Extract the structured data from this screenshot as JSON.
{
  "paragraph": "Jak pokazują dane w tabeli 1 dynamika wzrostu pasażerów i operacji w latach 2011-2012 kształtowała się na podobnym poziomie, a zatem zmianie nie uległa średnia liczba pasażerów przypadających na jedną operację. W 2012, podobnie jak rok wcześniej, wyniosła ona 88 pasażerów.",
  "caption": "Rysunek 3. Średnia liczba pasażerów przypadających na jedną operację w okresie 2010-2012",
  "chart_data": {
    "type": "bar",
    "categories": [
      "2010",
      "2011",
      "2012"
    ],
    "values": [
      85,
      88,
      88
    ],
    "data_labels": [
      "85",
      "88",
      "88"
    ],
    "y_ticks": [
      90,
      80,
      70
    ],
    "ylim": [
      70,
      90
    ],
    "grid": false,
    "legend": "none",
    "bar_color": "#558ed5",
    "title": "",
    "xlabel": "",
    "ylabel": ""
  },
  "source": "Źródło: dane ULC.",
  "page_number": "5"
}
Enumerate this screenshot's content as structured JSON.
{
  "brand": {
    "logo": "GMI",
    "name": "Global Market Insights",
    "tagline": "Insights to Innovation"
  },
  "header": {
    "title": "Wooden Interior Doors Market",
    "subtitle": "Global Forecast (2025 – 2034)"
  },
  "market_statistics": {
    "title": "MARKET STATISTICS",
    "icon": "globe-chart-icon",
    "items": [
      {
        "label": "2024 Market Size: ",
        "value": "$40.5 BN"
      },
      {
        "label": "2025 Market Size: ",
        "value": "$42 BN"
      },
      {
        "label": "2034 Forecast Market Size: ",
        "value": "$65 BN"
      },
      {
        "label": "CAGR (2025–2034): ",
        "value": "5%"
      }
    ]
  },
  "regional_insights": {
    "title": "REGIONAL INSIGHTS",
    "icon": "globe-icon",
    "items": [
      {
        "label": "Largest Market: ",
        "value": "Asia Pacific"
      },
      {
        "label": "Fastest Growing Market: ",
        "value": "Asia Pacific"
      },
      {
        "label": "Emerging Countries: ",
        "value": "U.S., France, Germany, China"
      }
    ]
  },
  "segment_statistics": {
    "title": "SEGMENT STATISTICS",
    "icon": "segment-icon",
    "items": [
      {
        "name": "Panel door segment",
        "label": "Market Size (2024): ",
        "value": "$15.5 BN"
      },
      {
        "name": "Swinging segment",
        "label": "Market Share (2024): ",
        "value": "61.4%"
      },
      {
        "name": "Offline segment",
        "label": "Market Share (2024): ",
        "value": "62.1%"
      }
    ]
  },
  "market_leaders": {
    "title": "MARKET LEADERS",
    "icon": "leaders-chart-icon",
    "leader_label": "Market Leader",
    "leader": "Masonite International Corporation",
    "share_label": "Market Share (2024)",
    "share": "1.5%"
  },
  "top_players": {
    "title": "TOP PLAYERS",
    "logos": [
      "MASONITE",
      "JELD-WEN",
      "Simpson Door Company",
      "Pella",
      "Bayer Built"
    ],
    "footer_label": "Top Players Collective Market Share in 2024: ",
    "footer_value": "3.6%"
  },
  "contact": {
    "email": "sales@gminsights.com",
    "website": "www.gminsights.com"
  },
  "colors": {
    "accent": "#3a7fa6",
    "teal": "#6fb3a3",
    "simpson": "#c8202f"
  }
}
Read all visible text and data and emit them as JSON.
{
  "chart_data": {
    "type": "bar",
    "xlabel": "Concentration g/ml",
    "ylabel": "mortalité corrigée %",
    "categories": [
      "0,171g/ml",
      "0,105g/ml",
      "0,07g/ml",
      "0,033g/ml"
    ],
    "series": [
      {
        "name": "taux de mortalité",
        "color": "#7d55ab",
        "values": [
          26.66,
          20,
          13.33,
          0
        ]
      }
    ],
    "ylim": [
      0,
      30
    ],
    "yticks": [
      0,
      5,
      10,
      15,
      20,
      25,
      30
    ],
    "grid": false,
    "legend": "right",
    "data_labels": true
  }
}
────
[WHAT YOU HAVE TO DO] Of the lines above, how many hold the string "JSON"? Answer with only the number.

[WRITTEN REPLY] 3